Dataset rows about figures
--- Begin ---

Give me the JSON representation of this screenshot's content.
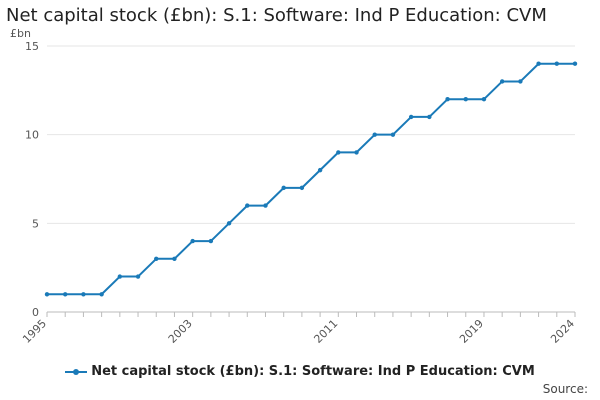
{
  "chart_data": {
    "type": "line",
    "title": "Net capital stock (£bn): S.1: Software: Ind P Education: CVM",
    "ylabel": "£bn",
    "xlabel": "",
    "x": [
      1995,
      1996,
      1997,
      1998,
      1999,
      2000,
      2001,
      2002,
      2003,
      2004,
      2005,
      2006,
      2007,
      2008,
      2009,
      2010,
      2011,
      2012,
      2013,
      2014,
      2015,
      2016,
      2017,
      2018,
      2019,
      2020,
      2021,
      2022,
      2023,
      2024
    ],
    "series": [
      {
        "name": "Net capital stock (£bn): S.1: Software: Ind P Education: CVM",
        "values": [
          1,
          1,
          1,
          1,
          2,
          2,
          3,
          3,
          4,
          4,
          5,
          6,
          6,
          7,
          7,
          8,
          9,
          9,
          10,
          10,
          11,
          11,
          12,
          12,
          12,
          13,
          13,
          14,
          14,
          14
        ]
      }
    ],
    "xlim": [
      1995,
      2024
    ],
    "ylim": [
      0,
      15
    ],
    "y_ticks": [
      0,
      5,
      10,
      15
    ],
    "x_ticks": [
      1995,
      2003,
      2011,
      2019,
      2024
    ],
    "grid": "horizontal",
    "legend_position": "bottom",
    "line_color": "#1a7ab8",
    "grid_color": "#e6e6e6",
    "axis_color": "#bbbbbb"
  },
  "footer": {
    "source_label": "Source:"
  }
}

--- End ---

Written instruction >>
Give the count of lines in the data above that hold the string "Education", with no additional words.

Exercise answer >>
2